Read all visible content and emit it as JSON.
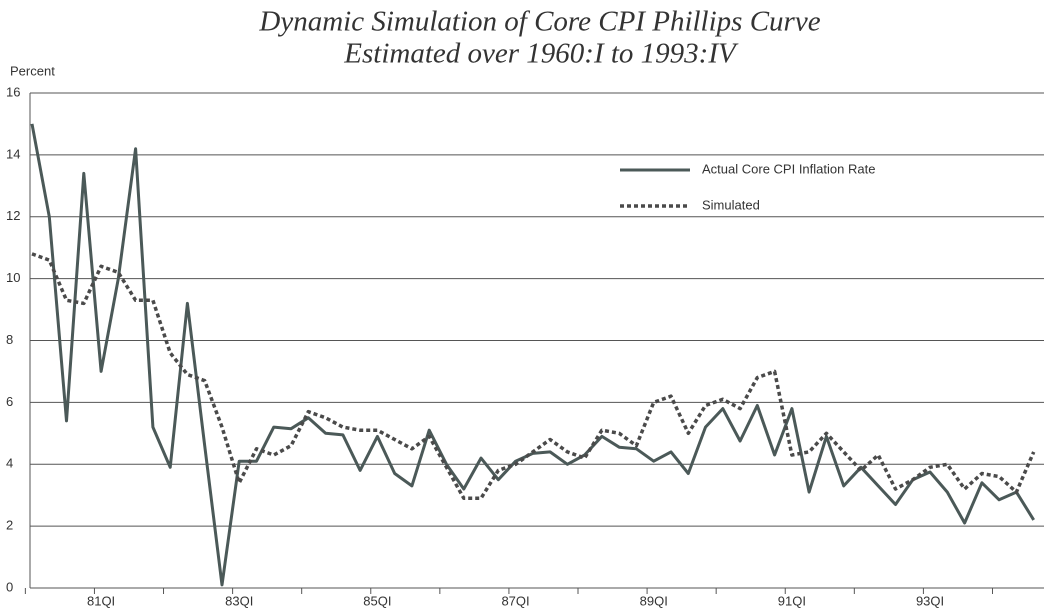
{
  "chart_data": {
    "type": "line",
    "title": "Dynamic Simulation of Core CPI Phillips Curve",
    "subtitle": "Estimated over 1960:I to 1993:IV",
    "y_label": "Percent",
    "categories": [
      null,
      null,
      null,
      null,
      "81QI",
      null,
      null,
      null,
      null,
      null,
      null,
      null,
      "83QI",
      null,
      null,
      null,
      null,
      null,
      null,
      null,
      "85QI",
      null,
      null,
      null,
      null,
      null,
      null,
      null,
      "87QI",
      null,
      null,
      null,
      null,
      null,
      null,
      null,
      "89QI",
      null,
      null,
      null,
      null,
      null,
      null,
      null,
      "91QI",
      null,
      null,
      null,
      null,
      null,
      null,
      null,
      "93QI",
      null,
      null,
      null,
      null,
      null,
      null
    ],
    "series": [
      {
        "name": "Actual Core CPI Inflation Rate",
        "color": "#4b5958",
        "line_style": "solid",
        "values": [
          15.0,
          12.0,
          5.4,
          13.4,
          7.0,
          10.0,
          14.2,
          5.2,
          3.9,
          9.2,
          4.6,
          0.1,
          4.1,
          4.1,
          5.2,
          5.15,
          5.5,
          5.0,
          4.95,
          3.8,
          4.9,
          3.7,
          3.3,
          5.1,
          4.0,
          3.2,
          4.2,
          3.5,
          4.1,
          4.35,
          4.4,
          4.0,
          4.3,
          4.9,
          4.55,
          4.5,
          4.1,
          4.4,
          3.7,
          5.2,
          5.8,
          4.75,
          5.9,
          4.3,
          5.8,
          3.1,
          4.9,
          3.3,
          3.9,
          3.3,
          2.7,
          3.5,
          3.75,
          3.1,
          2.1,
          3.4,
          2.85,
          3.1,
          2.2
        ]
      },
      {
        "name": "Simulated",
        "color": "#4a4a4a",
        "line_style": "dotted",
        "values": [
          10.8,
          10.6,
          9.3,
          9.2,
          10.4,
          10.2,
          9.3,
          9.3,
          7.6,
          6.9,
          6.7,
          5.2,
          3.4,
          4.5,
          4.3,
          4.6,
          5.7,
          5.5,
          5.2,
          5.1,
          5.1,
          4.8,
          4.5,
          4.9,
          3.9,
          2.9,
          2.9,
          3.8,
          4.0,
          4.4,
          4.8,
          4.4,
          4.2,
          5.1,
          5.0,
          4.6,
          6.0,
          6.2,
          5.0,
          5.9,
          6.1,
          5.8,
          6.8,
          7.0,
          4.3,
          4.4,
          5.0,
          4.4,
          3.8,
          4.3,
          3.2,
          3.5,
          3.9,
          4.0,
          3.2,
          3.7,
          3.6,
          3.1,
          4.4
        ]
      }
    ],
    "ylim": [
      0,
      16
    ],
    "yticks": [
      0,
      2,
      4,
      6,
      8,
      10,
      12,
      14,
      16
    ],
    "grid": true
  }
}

--

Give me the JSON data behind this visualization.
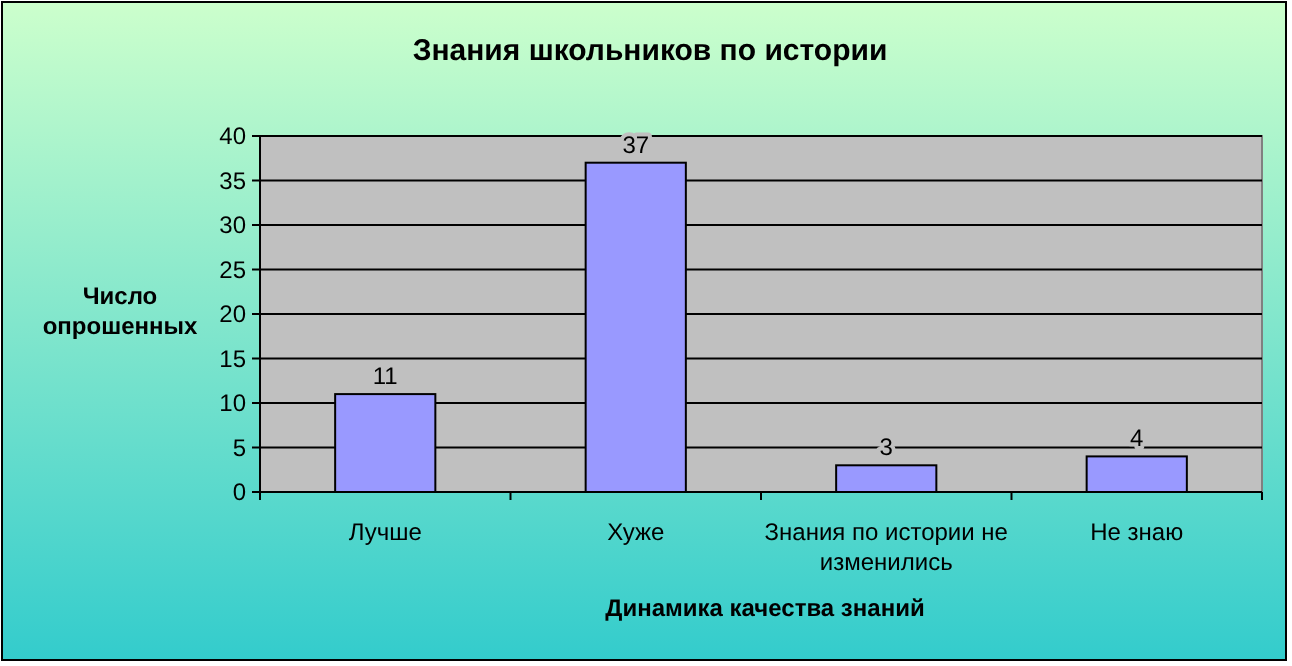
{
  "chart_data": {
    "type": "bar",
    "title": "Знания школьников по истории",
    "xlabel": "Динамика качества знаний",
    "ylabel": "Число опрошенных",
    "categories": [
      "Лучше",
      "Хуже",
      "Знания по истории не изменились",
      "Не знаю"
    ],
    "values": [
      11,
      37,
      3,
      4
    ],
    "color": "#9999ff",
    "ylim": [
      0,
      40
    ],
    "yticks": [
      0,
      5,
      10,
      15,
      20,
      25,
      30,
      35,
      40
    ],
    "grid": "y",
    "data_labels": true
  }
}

- _WHAT TO DO_: Your task is to report how many lines of the material include the string "истории". Give the number and no other words.

- _EXPECTED OUTPUT_: 2